··· Reading text ···

Generally speaking, advancing economic justice is neither cheap nor easy. The Democratic Party has assembled a long list of worthwhile economic reforms — almost all of which, for all their considerable virtues, pose either a significant budgetary cost, or policy-design challenge, or political risk (universal child-care costs money; the federal job guarantee is complicated and untested; and Medicare-for-all is disruptive … and complicated, and costs money).
But Kirsten Gillibrand’s new plan to establish a public option for banking is an exception to the rule: By requiring the post office to provide basic financial services, Gillibrand’s bill would significantly mitigate the economic exploitation of America’s most vulnerable people, punish predatory lenders — and increase federal revenue — all without requiring policy wonks to navigate uncharted territory, or even break a sweat.
The stagnation of working-class wages in the U.S. combined with the rising cost of housing, and declining value of welfare benefits have left millions of American families dependent on short-term loans to make ends meet. And payday lenders have mined their financial desperation for hefty profits. A parent with a gap in employment and a hungry child is liable to accept a loan no matter how usurious the interest rate. Thus, the average annualized interest rate on a payday loan is 390 percent. And the average American household that uses alternative forms of credit earns just $25,500 a year — and spends nearly 10 percent of that meager salary on interest and fees, according to a 2011 KPMG study.
But the post office — with its economies of scale, and freedom from avaricious shareholders — could offer America’s working class access to short-term credit at a fraction of the present cost. Under the current system, billions of dollars move from the pockets of the poor into the coffers of payday lenders each year. Postal banking could redirect those funds — saving low-income borrowers billions on fees and interest, while plowing the (non-usurious) interest payments they do still make into the post office’s trust fund. According to a 2014 study by the Postal Service Inspector General, if just 10 percent of the money that working Americans currently spend on high-risk financial products were instead spent on loans from the post office, the agency could offer said loans at 90 percent less than the current market cost — and gain nearly $9 billion in annual revenue in the process.
Thus, postal banking would simultaneously neutralize conservatives’ attempts to immunize payday lenders from federal regulations and to use the Postal Service’s supposed fiscal crisis as an excuse to privatize another core public good.
What’s more, the government could establish near-universal access to a postal banking option without facing any great administrative difficulties, policy-design challenges, or start-up costs: The Postal Service already has 30,000 locations spread across virtually every community in the U.S., and 59 percent of those offices happen to be in “banking deserts” (i.e., Zip Codes that have no more than one bank branch). And the concept is more than proven; at present, only about 7 percent of the world’s national postal systems don’t offer some form of banking services.
Most remarkably, this could all technically be achieved without Congress even lifting a finger. As a self-funded agency, the Postal Service has the authority to pursue revenue-raising schemes on its own volition. But Gillibrand wants Congress to force the Postal Service into the banking business — while easing that transition — by providing it with a mandate and seed money.
And there’s no good reason why it shouldn’t. Postal banking is the kind of policy that is so obviously in the public interest, the fact that it doesn’t already exist discredits our democracy. Or, as the New York senator put it in an interview with HuffPost: “Literally the only person who is going to be against this is somebody who wants to protect payday lender profits.”

···

## About this exercise
Copy everything in the postal banking piece from "What’s more, the" down to "of banking services." word for word.

··· Raw data ···

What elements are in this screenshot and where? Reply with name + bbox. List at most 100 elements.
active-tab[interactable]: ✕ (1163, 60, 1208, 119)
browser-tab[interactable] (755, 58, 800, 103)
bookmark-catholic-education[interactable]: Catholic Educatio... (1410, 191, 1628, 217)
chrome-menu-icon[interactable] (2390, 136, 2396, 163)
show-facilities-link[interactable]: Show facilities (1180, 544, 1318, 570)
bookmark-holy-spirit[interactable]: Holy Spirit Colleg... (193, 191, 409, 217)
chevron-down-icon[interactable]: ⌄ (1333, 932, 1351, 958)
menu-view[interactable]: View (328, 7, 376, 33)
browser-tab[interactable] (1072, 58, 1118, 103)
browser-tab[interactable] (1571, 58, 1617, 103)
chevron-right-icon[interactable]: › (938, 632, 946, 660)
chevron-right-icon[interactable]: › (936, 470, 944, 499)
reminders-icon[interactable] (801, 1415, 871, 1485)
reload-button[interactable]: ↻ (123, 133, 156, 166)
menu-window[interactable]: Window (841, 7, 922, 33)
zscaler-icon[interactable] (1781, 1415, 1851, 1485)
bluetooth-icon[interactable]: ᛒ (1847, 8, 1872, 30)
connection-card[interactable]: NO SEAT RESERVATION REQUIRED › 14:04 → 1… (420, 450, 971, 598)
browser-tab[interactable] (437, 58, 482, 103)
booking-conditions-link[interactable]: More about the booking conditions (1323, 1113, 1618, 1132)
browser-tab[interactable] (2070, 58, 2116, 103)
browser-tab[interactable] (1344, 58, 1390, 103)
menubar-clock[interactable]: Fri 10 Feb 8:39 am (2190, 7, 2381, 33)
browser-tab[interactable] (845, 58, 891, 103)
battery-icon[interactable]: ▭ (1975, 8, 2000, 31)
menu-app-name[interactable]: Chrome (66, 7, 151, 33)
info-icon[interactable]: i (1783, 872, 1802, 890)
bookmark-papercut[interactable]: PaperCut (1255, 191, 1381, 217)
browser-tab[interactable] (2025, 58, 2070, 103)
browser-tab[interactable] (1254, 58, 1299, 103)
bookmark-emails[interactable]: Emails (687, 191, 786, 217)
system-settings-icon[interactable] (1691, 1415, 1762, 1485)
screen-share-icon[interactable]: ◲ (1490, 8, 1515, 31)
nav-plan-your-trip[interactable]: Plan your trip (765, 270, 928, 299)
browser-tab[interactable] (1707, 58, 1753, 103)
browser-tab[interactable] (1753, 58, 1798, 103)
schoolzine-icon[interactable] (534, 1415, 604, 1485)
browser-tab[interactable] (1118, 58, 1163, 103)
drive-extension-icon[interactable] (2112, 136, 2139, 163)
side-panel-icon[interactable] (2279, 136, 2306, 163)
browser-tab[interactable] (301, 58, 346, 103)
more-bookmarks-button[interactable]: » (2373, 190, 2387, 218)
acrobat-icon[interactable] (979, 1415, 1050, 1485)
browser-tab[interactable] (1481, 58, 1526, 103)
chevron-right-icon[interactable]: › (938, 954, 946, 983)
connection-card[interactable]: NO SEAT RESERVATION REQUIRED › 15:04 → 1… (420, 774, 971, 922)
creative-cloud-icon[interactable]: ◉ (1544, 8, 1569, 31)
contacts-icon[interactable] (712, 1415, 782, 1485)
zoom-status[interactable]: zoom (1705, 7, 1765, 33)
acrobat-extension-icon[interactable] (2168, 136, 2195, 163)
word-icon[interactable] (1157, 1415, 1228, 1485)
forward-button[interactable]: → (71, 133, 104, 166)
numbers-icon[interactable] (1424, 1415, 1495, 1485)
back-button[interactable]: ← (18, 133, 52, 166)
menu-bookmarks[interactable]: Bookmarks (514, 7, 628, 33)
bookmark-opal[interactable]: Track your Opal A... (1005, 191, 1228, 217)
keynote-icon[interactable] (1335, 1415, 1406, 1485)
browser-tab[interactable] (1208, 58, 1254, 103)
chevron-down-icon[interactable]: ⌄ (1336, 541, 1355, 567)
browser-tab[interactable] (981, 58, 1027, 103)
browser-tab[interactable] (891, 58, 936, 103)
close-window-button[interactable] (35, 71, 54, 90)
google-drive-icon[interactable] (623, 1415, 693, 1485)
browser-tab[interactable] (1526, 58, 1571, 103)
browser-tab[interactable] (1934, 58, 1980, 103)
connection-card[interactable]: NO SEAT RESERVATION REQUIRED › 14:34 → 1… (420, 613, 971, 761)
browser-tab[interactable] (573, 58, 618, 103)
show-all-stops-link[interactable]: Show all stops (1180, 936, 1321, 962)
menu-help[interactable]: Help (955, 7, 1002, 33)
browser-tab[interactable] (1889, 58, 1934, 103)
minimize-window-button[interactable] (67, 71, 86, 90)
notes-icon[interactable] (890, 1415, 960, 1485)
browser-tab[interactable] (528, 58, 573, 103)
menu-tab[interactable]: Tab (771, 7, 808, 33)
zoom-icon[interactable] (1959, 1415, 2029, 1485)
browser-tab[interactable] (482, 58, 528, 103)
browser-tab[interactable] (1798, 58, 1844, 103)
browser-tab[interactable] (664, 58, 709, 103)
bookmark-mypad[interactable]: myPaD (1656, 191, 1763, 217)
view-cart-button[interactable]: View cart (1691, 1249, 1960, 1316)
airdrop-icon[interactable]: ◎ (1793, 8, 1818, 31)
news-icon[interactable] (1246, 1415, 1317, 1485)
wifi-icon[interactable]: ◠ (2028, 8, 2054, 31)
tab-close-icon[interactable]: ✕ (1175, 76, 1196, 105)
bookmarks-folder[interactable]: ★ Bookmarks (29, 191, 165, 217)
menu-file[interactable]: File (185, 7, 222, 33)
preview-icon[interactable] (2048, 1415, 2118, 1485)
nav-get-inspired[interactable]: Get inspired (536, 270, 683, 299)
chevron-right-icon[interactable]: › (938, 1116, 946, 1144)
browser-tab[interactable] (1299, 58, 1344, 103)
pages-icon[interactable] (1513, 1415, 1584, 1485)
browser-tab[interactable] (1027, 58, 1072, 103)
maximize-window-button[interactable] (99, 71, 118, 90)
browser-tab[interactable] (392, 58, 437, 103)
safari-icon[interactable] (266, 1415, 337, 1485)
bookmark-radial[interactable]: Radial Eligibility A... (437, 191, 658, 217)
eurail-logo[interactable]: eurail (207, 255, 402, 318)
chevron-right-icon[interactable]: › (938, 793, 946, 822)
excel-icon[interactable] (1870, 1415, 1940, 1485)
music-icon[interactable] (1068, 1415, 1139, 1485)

···

## Output for this exercise
What’s more, the government could establish near-universal access to a postal banking option without facing any great administrative difficulties, policy-design challenges, or start-up costs: The Postal Service already has 30,000 locations spread across virtually every community in the U.S., and 59 percent of those offices happen to be in “banking deserts” (i.e., Zip Codes that have no more than one bank branch). And the concept is more than proven; at present, only about 7 percent of the world’s national postal systems don’t offer some form of banking services.